═════ Records supplied
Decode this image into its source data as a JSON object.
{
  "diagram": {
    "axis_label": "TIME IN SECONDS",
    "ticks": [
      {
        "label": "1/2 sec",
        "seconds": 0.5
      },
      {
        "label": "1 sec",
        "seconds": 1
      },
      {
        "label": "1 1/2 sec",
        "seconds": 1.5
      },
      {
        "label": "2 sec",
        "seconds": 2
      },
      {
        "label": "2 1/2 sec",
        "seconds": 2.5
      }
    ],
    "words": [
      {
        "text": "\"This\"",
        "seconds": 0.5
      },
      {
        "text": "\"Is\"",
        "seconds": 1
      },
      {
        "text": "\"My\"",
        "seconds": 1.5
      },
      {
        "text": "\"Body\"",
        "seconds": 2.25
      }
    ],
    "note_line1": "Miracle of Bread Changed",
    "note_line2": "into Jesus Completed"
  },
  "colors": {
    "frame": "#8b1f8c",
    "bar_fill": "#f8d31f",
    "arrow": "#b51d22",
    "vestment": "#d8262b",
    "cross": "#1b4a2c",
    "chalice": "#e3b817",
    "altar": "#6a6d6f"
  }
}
══════════
═════ Records supplied
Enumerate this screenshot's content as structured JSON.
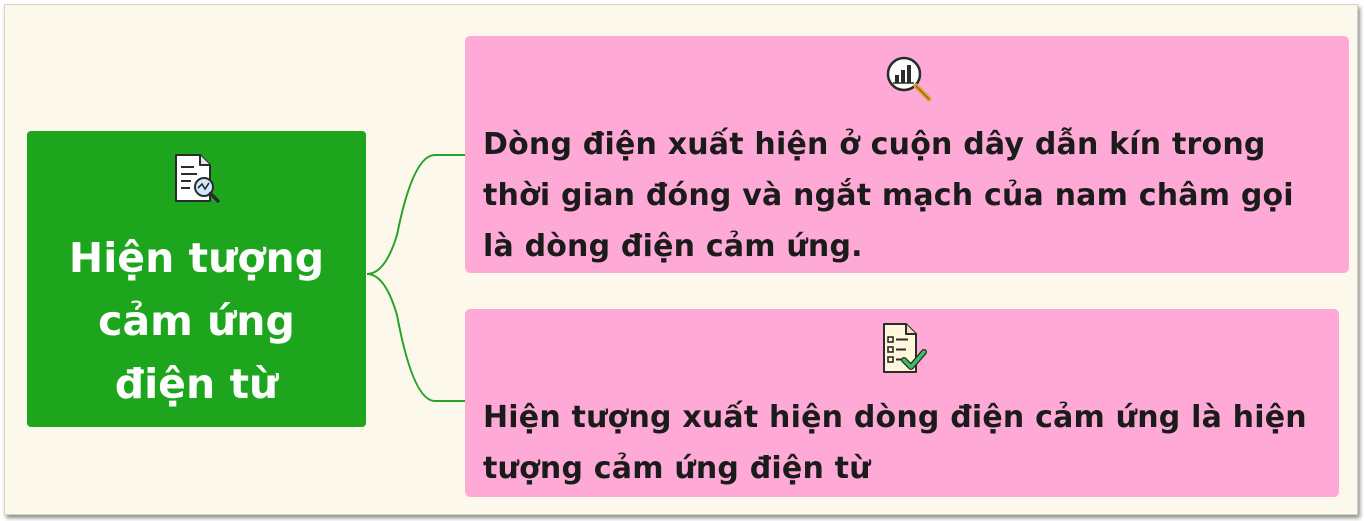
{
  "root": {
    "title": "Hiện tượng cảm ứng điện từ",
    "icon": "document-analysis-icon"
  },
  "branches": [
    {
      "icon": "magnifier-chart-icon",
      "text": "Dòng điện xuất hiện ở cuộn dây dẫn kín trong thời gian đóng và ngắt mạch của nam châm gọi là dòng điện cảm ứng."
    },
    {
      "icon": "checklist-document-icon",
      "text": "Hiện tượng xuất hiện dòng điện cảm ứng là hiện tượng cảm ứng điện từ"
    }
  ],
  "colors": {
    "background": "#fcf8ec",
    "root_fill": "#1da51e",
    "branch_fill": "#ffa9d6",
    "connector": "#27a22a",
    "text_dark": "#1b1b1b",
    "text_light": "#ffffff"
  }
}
══════════
═════ Records supplied
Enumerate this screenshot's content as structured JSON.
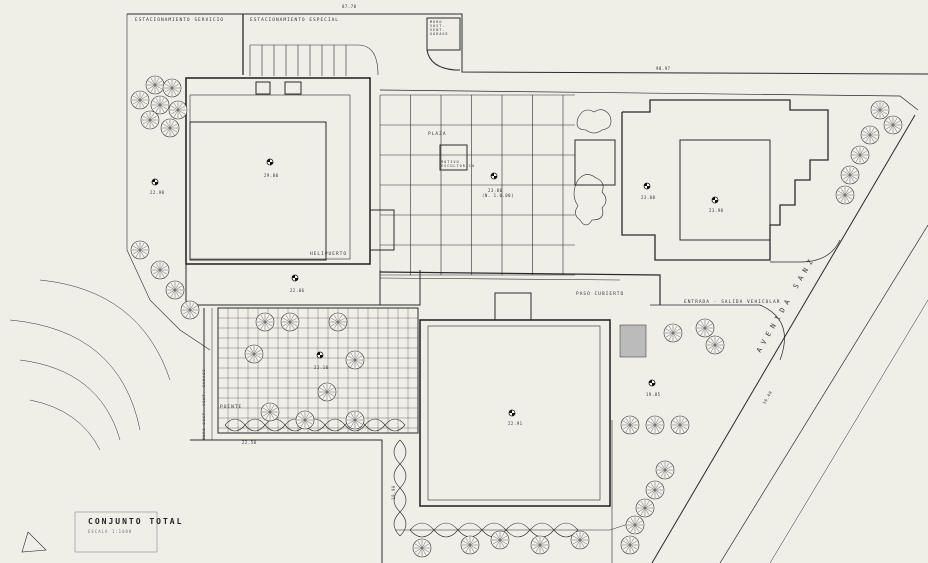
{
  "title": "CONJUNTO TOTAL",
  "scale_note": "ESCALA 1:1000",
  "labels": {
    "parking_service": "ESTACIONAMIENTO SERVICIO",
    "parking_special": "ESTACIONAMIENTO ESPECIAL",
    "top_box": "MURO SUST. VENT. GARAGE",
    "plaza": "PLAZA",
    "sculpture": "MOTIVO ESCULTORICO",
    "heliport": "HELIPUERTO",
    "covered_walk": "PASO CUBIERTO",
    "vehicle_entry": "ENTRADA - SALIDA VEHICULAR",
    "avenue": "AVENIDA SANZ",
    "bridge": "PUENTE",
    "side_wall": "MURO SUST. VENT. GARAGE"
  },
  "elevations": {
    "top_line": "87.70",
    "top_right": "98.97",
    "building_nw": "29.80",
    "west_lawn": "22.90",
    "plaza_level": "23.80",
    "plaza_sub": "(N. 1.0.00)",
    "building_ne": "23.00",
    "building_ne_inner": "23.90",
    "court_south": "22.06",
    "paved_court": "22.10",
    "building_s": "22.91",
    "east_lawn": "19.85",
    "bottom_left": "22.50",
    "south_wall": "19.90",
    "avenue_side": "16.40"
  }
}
══════════
▶ Task instructions: Return every line from the records above that holds the word "into".

▶ Output for this exercise:
Decode this image into its source data as a JSON object.
    "note_line2": "into Jesus Completed"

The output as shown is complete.